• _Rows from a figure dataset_
>>>>>

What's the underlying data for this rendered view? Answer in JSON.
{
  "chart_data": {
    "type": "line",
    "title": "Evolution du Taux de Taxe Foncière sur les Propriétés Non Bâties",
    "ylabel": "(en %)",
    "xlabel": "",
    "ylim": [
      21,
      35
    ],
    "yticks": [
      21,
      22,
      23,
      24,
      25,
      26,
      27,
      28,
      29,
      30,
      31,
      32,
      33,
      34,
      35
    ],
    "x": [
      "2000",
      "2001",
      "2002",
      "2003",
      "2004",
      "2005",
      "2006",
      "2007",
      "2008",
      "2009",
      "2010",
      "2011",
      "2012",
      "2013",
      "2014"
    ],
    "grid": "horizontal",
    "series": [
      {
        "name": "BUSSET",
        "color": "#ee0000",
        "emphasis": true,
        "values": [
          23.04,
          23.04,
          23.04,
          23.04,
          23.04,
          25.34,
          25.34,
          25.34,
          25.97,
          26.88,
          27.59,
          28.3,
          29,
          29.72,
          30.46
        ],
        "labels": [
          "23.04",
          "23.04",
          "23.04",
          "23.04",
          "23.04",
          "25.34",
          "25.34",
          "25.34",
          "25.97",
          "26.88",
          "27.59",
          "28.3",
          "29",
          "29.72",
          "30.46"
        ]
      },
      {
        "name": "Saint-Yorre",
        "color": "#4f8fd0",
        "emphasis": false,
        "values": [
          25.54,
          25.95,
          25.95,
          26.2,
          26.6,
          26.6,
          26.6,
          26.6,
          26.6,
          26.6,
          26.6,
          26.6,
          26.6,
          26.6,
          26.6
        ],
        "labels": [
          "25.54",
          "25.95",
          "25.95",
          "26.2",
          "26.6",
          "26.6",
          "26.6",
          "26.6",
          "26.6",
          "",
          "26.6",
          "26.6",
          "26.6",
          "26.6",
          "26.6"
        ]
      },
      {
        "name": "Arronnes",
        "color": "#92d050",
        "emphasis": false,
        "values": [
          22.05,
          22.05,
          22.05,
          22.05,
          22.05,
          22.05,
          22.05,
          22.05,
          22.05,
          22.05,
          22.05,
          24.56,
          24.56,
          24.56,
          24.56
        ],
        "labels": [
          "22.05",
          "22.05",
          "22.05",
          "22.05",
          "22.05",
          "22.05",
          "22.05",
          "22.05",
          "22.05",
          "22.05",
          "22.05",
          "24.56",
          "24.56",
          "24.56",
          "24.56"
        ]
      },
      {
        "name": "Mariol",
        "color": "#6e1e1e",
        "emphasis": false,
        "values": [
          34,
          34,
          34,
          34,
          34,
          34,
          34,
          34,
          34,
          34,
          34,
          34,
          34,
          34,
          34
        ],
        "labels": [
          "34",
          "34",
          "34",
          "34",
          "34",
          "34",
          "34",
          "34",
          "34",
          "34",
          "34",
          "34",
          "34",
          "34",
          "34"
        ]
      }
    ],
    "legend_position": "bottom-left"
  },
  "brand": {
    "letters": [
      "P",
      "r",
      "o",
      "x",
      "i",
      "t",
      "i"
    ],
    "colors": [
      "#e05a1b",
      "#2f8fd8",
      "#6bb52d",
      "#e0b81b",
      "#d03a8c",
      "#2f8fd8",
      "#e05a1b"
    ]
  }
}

<<<<<

• _Work to be completed_
Using the listing above, retype each line exactly.

• _Correct response_
What's the underlying data for this rendered view? Answer in JSON.
{
  "chart_data": {
    "type": "line",
    "title": "Evolution du Taux de Taxe Foncière sur les Propriétés Non Bâties",
    "ylabel": "(en %)",
    "xlabel": "",
    "ylim": [
      21,
      35
    ],
    "yticks": [
      21,
      22,
      23,
      24,
      25,
      26,
      27,
      28,
      29,
      30,
      31,
      32,
      33,
      34,
      35
    ],
    "x": [
      "2000",
      "2001",
      "2002",
      "2003",
      "2004",
      "2005",
      "2006",
      "2007",
      "2008",
      "2009",
      "2010",
      "2011",
      "2012",
      "2013",
      "2014"
    ],
    "grid": "horizontal",
    "series": [
      {
        "name": "BUSSET",
        "color": "#ee0000",
        "emphasis": true,
        "values": [
          23.04,
          23.04,
          23.04,
          23.04,
          23.04,
          25.34,
          25.34,
          25.34,
          25.97,
          26.88,
          27.59,
          28.3,
          29,
          29.72,
          30.46
        ],
        "labels": [
          "23.04",
          "23.04",
          "23.04",
          "23.04",
          "23.04",
          "25.34",
          "25.34",
          "25.34",
          "25.97",
          "26.88",
          "27.59",
          "28.3",
          "29",
          "29.72",
          "30.46"
        ]
      },
      {
        "name": "Saint-Yorre",
        "color": "#4f8fd0",
        "emphasis": false,
        "values": [
          25.54,
          25.95,
          25.95,
          26.2,
          26.6,
          26.6,
          26.6,
          26.6,
          26.6,
          26.6,
          26.6,
          26.6,
          26.6,
          26.6,
          26.6
        ],
        "labels": [
          "25.54",
          "25.95",
          "25.95",
          "26.2",
          "26.6",
          "26.6",
          "26.6",
          "26.6",
          "26.6",
          "",
          "26.6",
          "26.6",
          "26.6",
          "26.6",
          "26.6"
        ]
      },
      {
        "name": "Arronnes",
        "color": "#92d050",
        "emphasis": false,
        "values": [
          22.05,
          22.05,
          22.05,
          22.05,
          22.05,
          22.05,
          22.05,
          22.05,
          22.05,
          22.05,
          22.05,
          24.56,
          24.56,
          24.56,
          24.56
        ],
        "labels": [
          "22.05",
          "22.05",
          "22.05",
          "22.05",
          "22.05",
          "22.05",
          "22.05",
          "22.05",
          "22.05",
          "22.05",
          "22.05",
          "24.56",
          "24.56",
          "24.56",
          "24.56"
        ]
      },
      {
        "name": "Mariol",
        "color": "#6e1e1e",
        "emphasis": false,
        "values": [
          34,
          34,
          34,
          34,
          34,
          34,
          34,
          34,
          34,
          34,
          34,
          34,
          34,
          34,
          34
        ],
        "labels": [
          "34",
          "34",
          "34",
          "34",
          "34",
          "34",
          "34",
          "34",
          "34",
          "34",
          "34",
          "34",
          "34",
          "34",
          "34"
        ]
      }
    ],
    "legend_position": "bottom-left"
  },
  "brand": {
    "letters": [
      "P",
      "r",
      "o",
      "x",
      "i",
      "t",
      "i"
    ],
    "colors": [
      "#e05a1b",
      "#2f8fd8",
      "#6bb52d",
      "#e0b81b",
      "#d03a8c",
      "#2f8fd8",
      "#e05a1b"
    ]
  }
}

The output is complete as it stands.